(Entries from a dataset)
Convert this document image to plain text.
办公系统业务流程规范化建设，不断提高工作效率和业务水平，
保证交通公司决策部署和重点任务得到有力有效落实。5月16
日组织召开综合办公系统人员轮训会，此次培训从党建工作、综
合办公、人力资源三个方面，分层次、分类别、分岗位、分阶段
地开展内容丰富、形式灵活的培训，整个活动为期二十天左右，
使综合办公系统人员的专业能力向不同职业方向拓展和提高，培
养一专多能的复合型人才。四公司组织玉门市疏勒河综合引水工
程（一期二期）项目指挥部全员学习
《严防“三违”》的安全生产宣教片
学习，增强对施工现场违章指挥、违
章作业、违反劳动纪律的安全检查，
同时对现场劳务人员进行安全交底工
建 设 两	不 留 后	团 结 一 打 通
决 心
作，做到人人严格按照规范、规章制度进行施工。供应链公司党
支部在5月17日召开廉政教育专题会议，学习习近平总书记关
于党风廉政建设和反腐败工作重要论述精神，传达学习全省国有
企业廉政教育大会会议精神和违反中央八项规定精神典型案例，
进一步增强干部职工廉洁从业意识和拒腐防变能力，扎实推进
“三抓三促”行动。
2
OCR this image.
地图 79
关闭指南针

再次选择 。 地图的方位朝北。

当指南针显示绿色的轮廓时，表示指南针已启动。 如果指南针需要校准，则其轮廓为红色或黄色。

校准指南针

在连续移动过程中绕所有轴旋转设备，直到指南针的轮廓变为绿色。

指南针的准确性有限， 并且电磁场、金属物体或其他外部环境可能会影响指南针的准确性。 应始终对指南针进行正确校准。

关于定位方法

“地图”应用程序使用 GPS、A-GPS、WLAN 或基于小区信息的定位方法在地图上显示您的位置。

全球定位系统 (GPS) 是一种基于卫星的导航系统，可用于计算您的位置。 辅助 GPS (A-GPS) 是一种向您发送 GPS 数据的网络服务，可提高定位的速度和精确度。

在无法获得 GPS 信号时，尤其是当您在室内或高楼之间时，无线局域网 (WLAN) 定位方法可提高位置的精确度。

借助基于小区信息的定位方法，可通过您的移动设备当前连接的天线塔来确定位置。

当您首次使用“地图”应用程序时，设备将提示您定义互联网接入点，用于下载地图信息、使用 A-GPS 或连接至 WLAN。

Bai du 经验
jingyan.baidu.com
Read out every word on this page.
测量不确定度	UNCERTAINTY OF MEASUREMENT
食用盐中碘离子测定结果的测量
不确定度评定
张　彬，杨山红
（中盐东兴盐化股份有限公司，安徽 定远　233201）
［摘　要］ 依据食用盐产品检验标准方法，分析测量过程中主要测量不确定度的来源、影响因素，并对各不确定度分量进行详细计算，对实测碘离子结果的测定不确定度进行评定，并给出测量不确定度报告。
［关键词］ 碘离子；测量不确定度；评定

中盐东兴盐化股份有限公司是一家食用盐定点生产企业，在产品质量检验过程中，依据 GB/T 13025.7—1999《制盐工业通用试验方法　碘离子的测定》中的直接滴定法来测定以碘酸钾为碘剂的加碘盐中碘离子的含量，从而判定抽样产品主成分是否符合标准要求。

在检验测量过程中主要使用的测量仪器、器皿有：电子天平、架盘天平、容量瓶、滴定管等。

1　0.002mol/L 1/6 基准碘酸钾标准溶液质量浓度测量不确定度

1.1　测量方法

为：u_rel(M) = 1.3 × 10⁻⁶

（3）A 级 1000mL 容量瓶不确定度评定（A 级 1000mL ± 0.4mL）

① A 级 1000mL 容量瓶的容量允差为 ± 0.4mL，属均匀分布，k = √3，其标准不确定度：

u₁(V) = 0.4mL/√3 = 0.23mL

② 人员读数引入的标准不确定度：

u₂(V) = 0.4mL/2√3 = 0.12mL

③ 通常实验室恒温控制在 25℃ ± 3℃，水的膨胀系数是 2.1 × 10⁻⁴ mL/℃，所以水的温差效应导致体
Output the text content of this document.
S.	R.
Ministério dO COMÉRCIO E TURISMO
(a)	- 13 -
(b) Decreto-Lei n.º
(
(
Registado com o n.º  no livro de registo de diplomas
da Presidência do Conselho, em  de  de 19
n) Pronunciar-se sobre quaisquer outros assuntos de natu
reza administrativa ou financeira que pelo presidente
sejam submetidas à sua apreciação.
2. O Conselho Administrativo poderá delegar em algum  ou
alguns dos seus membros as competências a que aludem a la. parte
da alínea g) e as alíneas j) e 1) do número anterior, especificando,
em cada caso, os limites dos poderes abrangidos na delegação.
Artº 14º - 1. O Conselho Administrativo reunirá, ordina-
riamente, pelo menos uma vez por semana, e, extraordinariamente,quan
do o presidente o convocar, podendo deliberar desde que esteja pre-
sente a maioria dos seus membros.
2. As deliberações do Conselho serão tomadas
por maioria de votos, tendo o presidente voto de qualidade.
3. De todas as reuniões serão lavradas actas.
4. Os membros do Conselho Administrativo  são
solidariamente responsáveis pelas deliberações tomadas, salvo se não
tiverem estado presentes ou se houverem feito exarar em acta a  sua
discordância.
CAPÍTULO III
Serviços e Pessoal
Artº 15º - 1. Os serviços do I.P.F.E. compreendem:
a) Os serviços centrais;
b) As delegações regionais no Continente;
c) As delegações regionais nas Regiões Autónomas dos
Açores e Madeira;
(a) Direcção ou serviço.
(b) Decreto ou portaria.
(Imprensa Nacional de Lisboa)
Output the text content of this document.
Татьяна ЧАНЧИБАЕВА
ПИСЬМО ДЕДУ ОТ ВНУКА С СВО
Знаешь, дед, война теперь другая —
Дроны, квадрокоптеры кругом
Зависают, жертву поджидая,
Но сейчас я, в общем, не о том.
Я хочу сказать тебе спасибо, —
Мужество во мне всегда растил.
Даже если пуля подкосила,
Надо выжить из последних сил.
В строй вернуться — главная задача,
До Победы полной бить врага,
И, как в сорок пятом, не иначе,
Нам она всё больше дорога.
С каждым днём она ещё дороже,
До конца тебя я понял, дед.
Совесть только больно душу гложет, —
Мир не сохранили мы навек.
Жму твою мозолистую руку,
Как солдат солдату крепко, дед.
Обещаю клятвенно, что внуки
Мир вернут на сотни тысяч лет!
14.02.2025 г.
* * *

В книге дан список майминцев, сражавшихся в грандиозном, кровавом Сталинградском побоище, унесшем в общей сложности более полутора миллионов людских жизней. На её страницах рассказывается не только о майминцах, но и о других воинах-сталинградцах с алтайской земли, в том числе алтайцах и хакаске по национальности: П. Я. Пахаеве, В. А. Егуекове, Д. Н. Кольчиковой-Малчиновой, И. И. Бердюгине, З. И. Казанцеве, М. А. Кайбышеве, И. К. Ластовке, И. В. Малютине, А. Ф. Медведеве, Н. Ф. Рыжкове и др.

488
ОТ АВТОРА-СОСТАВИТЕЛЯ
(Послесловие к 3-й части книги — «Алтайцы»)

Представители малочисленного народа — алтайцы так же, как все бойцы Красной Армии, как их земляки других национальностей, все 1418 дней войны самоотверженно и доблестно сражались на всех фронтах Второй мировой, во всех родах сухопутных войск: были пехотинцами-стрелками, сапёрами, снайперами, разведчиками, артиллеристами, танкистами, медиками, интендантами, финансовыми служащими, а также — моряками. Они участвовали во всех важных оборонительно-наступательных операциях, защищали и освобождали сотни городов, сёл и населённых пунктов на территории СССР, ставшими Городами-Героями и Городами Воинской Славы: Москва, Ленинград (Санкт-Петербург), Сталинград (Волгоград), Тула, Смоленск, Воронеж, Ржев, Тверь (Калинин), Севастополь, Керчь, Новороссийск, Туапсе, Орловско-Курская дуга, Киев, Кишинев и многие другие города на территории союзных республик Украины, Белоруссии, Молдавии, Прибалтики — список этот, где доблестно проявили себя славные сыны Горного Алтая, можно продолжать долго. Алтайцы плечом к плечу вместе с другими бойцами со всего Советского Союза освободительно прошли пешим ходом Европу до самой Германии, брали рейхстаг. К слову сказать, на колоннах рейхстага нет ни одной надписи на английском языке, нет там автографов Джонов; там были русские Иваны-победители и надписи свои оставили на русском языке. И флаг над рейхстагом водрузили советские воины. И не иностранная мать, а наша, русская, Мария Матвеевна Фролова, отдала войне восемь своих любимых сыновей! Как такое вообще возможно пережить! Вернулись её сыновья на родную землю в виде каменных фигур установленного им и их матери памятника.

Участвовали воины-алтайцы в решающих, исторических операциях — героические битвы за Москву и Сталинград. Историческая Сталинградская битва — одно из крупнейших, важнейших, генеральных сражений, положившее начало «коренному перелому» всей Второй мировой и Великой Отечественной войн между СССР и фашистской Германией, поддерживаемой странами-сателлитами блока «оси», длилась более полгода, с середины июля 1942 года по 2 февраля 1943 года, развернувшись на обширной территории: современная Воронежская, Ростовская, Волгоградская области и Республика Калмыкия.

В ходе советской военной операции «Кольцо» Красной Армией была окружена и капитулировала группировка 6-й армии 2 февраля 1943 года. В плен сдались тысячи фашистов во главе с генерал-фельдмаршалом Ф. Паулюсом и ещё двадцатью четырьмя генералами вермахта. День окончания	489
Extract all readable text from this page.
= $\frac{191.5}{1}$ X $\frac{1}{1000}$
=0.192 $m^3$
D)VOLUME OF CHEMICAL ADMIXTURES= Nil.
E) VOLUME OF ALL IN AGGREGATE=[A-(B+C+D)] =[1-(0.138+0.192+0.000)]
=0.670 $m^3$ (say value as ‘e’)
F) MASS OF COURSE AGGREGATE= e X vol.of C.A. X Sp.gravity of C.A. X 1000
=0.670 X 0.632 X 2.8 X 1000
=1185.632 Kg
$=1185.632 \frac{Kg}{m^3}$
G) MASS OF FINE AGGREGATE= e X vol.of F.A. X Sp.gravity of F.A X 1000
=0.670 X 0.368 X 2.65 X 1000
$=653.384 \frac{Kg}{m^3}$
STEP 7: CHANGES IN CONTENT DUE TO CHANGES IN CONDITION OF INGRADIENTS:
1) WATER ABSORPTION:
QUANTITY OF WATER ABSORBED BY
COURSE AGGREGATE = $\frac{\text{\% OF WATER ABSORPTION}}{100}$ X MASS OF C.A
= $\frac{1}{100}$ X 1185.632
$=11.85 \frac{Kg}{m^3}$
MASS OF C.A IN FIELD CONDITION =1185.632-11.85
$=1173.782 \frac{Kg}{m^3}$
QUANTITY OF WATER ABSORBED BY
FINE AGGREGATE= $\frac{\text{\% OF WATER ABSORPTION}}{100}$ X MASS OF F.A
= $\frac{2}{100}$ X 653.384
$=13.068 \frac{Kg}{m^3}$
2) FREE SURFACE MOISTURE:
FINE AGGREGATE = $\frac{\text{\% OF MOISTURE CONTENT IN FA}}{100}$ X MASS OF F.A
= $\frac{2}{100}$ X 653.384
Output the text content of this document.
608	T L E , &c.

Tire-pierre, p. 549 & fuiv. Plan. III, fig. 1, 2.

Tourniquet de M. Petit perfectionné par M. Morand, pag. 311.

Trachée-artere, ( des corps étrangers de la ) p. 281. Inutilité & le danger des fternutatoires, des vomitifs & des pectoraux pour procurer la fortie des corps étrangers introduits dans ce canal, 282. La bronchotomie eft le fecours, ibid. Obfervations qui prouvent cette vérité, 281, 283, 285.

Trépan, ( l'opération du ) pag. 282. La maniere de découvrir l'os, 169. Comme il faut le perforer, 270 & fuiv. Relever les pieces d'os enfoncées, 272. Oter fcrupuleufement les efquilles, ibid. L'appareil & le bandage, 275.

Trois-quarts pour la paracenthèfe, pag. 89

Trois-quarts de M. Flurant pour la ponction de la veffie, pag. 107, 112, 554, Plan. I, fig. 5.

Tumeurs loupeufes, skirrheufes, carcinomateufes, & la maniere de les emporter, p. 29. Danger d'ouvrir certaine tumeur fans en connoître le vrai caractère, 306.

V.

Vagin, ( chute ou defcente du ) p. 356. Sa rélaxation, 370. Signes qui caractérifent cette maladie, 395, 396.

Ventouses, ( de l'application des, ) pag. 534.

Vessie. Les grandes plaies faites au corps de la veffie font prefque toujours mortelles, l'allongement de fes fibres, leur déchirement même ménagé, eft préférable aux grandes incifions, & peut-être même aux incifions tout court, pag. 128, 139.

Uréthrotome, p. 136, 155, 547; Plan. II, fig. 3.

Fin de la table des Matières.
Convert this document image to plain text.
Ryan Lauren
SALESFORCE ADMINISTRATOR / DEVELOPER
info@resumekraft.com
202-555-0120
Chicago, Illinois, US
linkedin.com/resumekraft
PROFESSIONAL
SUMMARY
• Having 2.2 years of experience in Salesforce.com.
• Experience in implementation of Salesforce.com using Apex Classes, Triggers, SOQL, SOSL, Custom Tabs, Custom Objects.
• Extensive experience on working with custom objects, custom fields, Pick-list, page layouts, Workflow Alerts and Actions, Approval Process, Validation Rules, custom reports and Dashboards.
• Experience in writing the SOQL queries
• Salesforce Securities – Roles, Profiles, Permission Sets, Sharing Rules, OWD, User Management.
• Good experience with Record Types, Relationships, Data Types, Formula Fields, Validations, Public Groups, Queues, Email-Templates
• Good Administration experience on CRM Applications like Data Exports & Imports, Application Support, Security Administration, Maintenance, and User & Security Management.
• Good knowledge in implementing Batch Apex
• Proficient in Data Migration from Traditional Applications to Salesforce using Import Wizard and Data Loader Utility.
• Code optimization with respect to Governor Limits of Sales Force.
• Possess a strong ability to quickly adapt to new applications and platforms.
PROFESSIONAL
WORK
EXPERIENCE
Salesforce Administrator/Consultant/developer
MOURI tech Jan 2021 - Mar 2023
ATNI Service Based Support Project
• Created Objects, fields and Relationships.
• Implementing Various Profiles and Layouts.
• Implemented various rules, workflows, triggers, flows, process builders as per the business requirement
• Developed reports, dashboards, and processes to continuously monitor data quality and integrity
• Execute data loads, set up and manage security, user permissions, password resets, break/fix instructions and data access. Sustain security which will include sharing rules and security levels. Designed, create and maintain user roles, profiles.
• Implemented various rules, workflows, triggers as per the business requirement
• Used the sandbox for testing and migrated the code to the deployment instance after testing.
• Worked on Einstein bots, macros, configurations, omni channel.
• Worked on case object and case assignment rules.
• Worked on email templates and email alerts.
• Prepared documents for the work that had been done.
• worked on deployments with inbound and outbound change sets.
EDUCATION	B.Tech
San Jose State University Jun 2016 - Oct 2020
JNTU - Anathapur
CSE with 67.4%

-- EXERCISE DESCRIPTION --
Pull every line containing the word "Implemented" out of the material and copy it.

-- OUTPUT OF THE EXERCISE --
• Implemented various rules, workflows, triggers, flows, process builders as per the business requirement
• Implemented various rules, workflows, triggers as per the business requirement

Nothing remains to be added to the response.